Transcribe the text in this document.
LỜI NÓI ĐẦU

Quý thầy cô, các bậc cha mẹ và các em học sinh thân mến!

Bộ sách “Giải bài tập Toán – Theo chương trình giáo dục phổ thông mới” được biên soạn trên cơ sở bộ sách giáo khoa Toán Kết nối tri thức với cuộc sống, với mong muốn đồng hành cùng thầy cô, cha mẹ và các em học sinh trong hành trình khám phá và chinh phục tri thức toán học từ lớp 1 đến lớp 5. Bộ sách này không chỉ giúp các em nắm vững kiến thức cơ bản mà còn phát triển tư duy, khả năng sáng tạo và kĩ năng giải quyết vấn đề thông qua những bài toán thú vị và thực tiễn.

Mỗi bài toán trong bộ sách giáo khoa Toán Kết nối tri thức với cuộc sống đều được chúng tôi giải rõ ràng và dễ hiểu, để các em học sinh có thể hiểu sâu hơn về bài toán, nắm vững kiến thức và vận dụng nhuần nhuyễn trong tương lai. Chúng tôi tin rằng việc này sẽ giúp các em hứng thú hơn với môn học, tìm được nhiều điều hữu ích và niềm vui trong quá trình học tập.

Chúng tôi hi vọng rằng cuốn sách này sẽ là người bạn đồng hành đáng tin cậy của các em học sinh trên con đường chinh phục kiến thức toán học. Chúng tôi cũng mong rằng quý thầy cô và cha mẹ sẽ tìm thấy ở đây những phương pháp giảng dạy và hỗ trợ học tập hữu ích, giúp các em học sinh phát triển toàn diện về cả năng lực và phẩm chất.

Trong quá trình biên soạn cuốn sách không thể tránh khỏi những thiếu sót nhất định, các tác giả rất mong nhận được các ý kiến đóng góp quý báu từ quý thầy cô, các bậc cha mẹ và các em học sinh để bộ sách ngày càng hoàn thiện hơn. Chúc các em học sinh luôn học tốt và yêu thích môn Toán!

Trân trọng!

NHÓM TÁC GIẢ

▶ **Your instructions**
Please reproduce all of the entries exactly as they stand.

▶ **Output for this task**
Transcribe the text in this document.
LỜI NÓI ĐẦU

Quý thầy cô, các bậc cha mẹ và các em học sinh thân mến!

Bộ sách “Giải bài tập Toán – Theo chương trình giáo dục phổ thông mới” được biên soạn trên cơ sở bộ sách giáo khoa Toán Kết nối tri thức với cuộc sống, với mong muốn đồng hành cùng thầy cô, cha mẹ và các em học sinh trong hành trình khám phá và chinh phục tri thức toán học từ lớp 1 đến lớp 5. Bộ sách này không chỉ giúp các em nắm vững kiến thức cơ bản mà còn phát triển tư duy, khả năng sáng tạo và kĩ năng giải quyết vấn đề thông qua những bài toán thú vị và thực tiễn.

Mỗi bài toán trong bộ sách giáo khoa Toán Kết nối tri thức với cuộc sống đều được chúng tôi giải rõ ràng và dễ hiểu, để các em học sinh có thể hiểu sâu hơn về bài toán, nắm vững kiến thức và vận dụng nhuần nhuyễn trong tương lai. Chúng tôi tin rằng việc này sẽ giúp các em hứng thú hơn với môn học, tìm được nhiều điều hữu ích và niềm vui trong quá trình học tập.

Chúng tôi hi vọng rằng cuốn sách này sẽ là người bạn đồng hành đáng tin cậy của các em học sinh trên con đường chinh phục kiến thức toán học. Chúng tôi cũng mong rằng quý thầy cô và cha mẹ sẽ tìm thấy ở đây những phương pháp giảng dạy và hỗ trợ học tập hữu ích, giúp các em học sinh phát triển toàn diện về cả năng lực và phẩm chất.

Trong quá trình biên soạn cuốn sách không thể tránh khỏi những thiếu sót nhất định, các tác giả rất mong nhận được các ý kiến đóng góp quý báu từ quý thầy cô, các bậc cha mẹ và các em học sinh để bộ sách ngày càng hoàn thiện hơn. Chúc các em học sinh luôn học tốt và yêu thích môn Toán!

Trân trọng!

NHÓM TÁC GIẢ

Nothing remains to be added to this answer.